(Dataset excerpt)
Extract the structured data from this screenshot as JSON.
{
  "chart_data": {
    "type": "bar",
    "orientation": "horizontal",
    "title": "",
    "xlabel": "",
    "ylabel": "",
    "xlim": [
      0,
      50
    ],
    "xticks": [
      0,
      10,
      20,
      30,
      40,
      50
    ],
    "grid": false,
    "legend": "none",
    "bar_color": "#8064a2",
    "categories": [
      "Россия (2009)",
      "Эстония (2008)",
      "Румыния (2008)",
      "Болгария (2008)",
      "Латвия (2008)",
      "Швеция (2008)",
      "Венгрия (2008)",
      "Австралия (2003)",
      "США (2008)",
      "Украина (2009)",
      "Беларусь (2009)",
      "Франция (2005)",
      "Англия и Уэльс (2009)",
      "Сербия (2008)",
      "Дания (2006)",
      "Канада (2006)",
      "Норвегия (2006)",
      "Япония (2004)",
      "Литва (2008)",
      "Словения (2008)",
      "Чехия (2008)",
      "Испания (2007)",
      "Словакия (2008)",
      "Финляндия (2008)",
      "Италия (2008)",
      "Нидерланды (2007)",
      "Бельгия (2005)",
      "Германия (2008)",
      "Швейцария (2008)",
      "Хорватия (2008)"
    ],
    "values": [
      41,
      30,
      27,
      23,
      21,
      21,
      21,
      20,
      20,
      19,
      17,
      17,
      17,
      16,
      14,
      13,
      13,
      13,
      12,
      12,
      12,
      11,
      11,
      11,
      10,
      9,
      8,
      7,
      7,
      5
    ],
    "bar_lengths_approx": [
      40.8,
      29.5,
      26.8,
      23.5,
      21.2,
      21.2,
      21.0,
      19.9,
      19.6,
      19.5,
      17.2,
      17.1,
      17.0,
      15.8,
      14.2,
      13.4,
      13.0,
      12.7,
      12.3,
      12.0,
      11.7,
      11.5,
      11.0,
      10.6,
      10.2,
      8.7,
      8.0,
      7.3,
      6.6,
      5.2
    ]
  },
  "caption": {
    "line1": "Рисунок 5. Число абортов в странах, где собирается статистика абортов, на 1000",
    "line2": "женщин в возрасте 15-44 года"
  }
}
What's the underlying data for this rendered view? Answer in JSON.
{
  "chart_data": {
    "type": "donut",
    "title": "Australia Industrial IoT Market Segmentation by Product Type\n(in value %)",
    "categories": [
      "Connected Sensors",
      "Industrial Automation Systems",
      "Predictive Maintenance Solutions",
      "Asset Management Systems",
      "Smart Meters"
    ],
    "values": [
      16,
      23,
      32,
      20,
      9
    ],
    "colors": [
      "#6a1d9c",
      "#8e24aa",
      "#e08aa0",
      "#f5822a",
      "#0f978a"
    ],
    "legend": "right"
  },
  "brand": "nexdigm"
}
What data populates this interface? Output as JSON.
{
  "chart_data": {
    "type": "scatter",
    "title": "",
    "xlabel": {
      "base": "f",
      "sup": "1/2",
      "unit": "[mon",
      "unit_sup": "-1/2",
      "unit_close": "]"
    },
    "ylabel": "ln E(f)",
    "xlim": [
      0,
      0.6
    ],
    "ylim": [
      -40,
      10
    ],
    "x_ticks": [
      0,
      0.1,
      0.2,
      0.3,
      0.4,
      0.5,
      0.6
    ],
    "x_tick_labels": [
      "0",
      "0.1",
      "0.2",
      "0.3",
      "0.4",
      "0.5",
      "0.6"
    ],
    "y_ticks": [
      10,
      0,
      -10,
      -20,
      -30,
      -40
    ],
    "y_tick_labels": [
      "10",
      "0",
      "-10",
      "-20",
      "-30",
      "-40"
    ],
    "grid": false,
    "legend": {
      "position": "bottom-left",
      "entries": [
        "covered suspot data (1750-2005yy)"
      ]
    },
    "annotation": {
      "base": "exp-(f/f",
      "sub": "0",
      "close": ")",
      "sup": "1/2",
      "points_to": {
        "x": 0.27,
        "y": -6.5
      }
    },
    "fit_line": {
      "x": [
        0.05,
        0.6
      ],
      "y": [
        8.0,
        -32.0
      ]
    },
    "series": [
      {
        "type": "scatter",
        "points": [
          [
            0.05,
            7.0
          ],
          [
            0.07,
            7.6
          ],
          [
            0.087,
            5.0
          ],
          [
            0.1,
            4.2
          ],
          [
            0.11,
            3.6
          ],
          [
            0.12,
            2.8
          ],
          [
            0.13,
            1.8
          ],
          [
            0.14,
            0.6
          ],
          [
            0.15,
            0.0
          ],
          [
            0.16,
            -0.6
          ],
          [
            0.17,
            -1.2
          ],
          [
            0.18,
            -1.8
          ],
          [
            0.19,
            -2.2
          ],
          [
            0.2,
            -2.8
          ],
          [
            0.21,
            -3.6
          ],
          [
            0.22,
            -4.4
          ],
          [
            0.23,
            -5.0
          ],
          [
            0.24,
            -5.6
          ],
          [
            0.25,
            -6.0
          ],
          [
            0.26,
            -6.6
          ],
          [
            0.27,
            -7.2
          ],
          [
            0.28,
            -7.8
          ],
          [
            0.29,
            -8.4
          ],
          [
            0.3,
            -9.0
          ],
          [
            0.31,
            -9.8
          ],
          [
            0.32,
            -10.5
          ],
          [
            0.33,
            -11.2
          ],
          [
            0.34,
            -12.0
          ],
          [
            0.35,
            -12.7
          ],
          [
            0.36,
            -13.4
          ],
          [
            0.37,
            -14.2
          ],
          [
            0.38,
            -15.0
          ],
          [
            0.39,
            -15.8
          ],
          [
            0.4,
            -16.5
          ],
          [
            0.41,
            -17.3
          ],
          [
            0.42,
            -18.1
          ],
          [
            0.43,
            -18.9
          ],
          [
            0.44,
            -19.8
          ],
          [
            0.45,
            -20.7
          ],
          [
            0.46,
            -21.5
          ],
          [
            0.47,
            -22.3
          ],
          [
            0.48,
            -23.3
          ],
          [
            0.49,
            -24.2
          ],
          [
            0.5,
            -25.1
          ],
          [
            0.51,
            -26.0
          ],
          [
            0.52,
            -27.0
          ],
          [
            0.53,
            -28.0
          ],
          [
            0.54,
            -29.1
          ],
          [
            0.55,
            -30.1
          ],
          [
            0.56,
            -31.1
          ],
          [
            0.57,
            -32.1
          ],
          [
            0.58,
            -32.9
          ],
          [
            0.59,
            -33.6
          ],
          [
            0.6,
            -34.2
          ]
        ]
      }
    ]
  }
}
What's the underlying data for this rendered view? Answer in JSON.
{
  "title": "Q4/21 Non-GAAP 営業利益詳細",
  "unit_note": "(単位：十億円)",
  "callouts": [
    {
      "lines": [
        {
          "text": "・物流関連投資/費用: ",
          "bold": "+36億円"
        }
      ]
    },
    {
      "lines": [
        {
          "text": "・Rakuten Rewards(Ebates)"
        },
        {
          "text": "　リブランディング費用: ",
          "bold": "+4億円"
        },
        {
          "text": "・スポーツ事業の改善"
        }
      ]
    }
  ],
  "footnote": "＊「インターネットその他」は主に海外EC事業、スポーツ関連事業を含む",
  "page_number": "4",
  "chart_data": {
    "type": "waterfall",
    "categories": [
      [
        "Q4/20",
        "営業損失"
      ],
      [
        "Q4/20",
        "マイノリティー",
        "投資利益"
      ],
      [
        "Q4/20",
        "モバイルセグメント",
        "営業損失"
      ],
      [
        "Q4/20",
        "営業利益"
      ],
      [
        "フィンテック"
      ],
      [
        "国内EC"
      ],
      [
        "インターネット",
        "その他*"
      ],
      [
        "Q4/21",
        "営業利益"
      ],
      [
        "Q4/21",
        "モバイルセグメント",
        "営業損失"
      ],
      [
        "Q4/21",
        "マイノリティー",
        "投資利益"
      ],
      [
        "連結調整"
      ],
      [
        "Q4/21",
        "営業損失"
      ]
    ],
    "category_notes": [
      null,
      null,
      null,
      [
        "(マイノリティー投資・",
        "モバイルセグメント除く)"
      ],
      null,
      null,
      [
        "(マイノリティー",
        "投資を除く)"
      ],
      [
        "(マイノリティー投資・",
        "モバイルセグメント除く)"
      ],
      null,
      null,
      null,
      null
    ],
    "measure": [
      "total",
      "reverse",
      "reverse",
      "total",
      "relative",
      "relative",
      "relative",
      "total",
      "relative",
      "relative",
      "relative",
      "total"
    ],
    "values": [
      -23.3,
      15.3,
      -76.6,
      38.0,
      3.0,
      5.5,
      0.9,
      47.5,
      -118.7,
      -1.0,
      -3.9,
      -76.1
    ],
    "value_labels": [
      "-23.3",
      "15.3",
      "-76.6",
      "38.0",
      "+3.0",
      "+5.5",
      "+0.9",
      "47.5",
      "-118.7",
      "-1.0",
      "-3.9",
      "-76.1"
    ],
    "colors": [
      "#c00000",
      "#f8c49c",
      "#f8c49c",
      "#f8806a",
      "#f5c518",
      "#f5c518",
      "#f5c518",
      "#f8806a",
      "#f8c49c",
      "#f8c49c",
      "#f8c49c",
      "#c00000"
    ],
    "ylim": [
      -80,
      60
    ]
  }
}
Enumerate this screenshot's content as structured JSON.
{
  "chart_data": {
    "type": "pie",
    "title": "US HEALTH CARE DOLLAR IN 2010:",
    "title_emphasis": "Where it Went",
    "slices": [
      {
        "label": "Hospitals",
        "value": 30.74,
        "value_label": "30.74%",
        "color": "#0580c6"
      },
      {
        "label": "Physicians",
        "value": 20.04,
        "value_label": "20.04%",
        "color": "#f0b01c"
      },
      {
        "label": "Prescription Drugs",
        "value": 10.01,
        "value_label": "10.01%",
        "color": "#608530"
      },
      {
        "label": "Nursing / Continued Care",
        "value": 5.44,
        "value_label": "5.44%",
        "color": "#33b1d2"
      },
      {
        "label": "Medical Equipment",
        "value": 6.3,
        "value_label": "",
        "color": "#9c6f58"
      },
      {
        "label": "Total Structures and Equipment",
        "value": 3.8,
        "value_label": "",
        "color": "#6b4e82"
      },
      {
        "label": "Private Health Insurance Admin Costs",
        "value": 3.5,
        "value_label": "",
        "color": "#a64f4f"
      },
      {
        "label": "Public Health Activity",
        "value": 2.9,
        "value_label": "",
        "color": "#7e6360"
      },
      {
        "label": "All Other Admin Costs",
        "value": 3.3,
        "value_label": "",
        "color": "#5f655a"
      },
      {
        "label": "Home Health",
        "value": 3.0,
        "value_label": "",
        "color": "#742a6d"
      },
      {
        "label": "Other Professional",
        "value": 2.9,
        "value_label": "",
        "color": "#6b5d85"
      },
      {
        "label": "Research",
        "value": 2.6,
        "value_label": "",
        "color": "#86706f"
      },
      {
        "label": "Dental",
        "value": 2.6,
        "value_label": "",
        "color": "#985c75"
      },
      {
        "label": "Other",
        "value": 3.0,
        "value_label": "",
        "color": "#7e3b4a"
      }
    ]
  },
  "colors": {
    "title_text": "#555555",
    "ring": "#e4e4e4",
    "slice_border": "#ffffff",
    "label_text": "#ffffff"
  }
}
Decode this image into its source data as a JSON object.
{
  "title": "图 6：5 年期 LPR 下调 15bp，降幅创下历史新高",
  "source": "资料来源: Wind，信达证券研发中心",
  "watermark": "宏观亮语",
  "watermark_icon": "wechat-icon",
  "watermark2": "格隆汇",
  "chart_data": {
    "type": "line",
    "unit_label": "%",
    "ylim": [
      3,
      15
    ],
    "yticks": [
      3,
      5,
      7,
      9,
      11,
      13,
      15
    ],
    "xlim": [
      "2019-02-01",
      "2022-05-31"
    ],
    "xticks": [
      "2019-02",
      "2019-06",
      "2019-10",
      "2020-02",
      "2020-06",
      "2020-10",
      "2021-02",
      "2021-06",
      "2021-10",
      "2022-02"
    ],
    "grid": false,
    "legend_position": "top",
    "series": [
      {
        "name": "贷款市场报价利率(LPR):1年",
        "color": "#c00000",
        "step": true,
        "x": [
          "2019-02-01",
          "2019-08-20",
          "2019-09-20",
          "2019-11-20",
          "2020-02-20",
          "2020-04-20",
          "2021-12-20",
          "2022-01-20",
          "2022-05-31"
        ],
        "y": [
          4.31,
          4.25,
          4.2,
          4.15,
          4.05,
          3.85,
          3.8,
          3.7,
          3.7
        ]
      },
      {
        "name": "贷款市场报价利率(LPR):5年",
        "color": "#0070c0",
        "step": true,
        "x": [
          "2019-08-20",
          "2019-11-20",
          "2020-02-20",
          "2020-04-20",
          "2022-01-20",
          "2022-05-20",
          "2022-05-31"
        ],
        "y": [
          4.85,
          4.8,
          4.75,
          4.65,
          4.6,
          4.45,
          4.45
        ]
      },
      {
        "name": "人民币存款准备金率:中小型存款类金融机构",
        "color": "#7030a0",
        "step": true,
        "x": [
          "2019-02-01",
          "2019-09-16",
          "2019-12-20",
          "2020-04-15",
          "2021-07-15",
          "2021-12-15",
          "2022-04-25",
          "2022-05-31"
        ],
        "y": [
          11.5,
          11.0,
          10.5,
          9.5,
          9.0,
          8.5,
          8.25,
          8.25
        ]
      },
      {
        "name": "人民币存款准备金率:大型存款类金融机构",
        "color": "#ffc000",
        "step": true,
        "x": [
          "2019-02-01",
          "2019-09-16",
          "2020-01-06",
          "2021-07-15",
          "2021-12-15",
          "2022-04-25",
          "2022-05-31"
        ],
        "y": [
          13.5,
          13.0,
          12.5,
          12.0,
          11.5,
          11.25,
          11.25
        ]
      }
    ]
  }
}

» **What is being asked**
Work out how many lines of the listing above include the word "人民币存款准备金率". Report only the number.

» **Output below**
2